WORK TO BE COMPLETED:
Narrow the data below down to the lines containing "permission".

Dataset entries:
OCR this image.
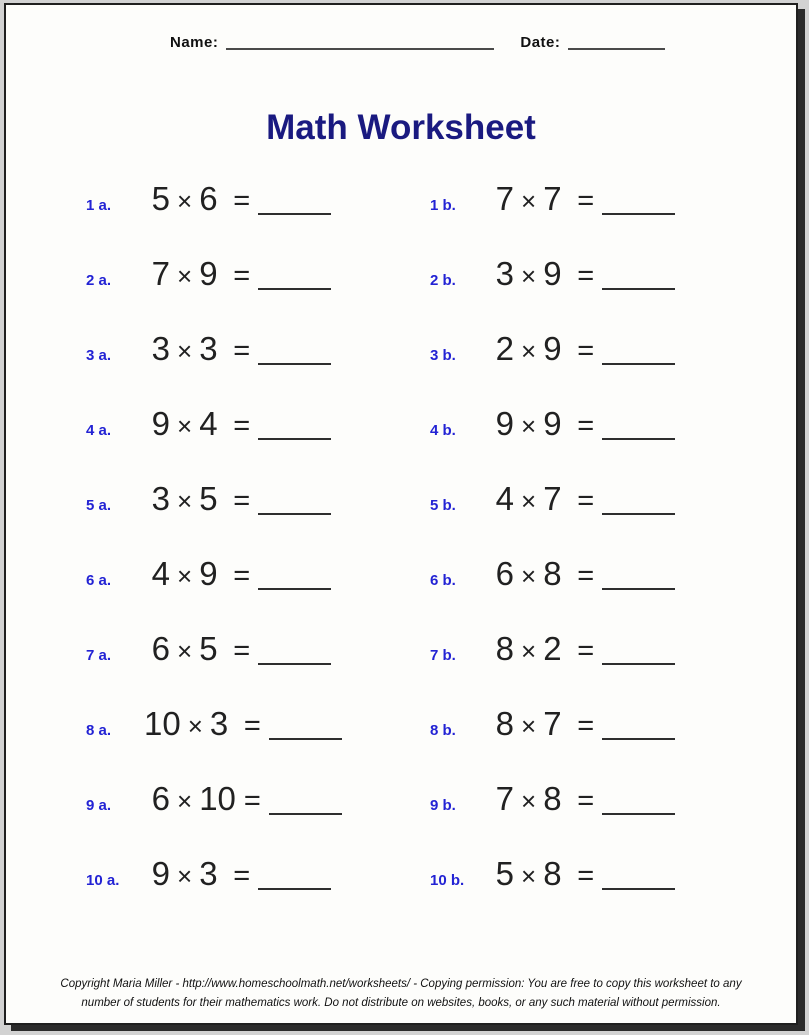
Name:	Date:
Math Worksheet
1 a. 5 × 6 =	1 b. 7 × 7 =
2 a. 7 × 9 =	2 b. 3 × 9 =
3 a. 3 × 3 =	3 b. 2 × 9 =
4 a. 9 × 4 =	4 b. 9 × 9 =
5 a. 3 × 5 =	5 b. 4 × 7 =
6 a. 4 × 9 =	6 b. 6 × 8 =
7 a. 6 × 5 =	7 b. 8 × 2 =
8 a. 10 × 3 =	8 b. 8 × 7 =
9 a. 6 × 10 =	9 b. 7 × 8 =
10 a. 9 × 3 =	10 b. 5 × 8 =
Copyright Maria Miller - http://www.homeschoolmath.net/worksheets/ - Copying permission: You are free to copy this worksheet to any
number of students for their mathematics work. Do not distribute on websites, books, or any such material without permission.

TASK RESULT:
Copyright Maria Miller - http://www.homeschoolmath.net/worksheets/ - Copying permission: You are free to copy this worksheet to any
number of students for their mathematics work. Do not distribute on websites, books, or any such material without permission.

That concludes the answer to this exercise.